### Provided material

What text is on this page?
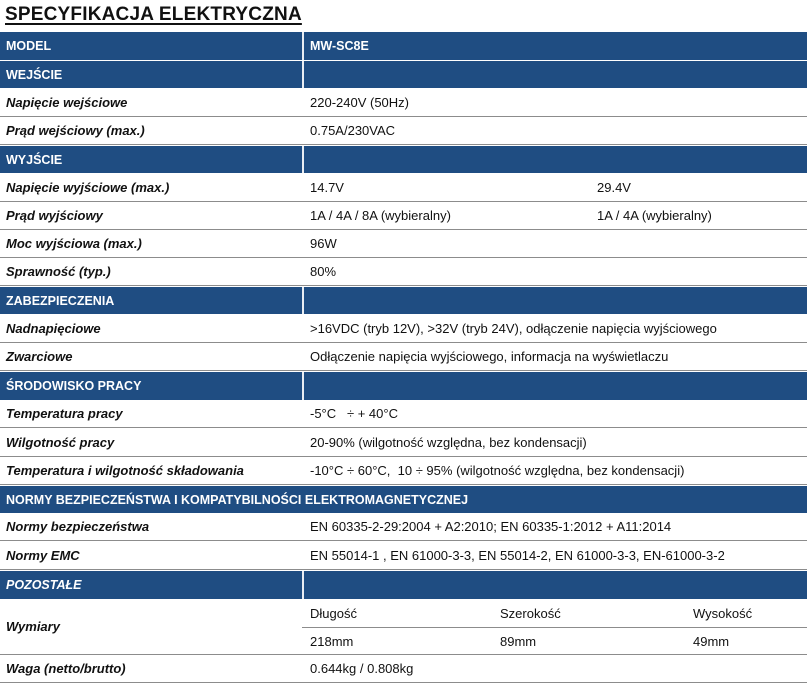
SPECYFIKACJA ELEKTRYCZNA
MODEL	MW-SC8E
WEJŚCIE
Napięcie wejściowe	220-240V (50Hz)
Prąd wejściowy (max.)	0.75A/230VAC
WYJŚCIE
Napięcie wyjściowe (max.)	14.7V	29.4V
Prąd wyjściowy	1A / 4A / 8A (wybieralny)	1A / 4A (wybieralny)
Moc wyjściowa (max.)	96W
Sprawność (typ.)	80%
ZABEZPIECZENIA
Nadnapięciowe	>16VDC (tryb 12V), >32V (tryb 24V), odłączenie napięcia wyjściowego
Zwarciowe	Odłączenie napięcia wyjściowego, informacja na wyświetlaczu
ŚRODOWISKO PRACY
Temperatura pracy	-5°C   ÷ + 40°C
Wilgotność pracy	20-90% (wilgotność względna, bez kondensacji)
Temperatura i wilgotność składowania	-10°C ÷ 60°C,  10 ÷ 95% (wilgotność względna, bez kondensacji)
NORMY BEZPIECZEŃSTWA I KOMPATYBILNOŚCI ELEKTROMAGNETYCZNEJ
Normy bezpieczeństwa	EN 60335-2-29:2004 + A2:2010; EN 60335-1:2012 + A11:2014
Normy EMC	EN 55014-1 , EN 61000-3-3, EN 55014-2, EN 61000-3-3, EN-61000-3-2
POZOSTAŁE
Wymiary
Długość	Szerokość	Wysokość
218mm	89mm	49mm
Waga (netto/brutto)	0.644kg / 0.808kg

######

• **Task directions**
Leaving out the pictures, repeat the data above exactly.

• **Result of the exercise**
What text is on this page?
SPECYFIKACJA ELEKTRYCZNA
MODEL	MW-SC8E
WEJŚCIE
Napięcie wejściowe	220-240V (50Hz)
Prąd wejściowy (max.)	0.75A/230VAC
WYJŚCIE
Napięcie wyjściowe (max.)	14.7V	29.4V
Prąd wyjściowy	1A / 4A / 8A (wybieralny)	1A / 4A (wybieralny)
Moc wyjściowa (max.)	96W
Sprawność (typ.)	80%
ZABEZPIECZENIA
Nadnapięciowe	>16VDC (tryb 12V), >32V (tryb 24V), odłączenie napięcia wyjściowego
Zwarciowe	Odłączenie napięcia wyjściowego, informacja na wyświetlaczu
ŚRODOWISKO PRACY
Temperatura pracy	-5°C   ÷ + 40°C
Wilgotność pracy	20-90% (wilgotność względna, bez kondensacji)
Temperatura i wilgotność składowania	-10°C ÷ 60°C,  10 ÷ 95% (wilgotność względna, bez kondensacji)
NORMY BEZPIECZEŃSTWA I KOMPATYBILNOŚCI ELEKTROMAGNETYCZNEJ
Normy bezpieczeństwa	EN 60335-2-29:2004 + A2:2010; EN 60335-1:2012 + A11:2014
Normy EMC	EN 55014-1 , EN 61000-3-3, EN 55014-2, EN 61000-3-3, EN-61000-3-2
POZOSTAŁE
Wymiary
Długość	Szerokość	Wysokość
218mm	89mm	49mm
Waga (netto/brutto)	0.644kg / 0.808kg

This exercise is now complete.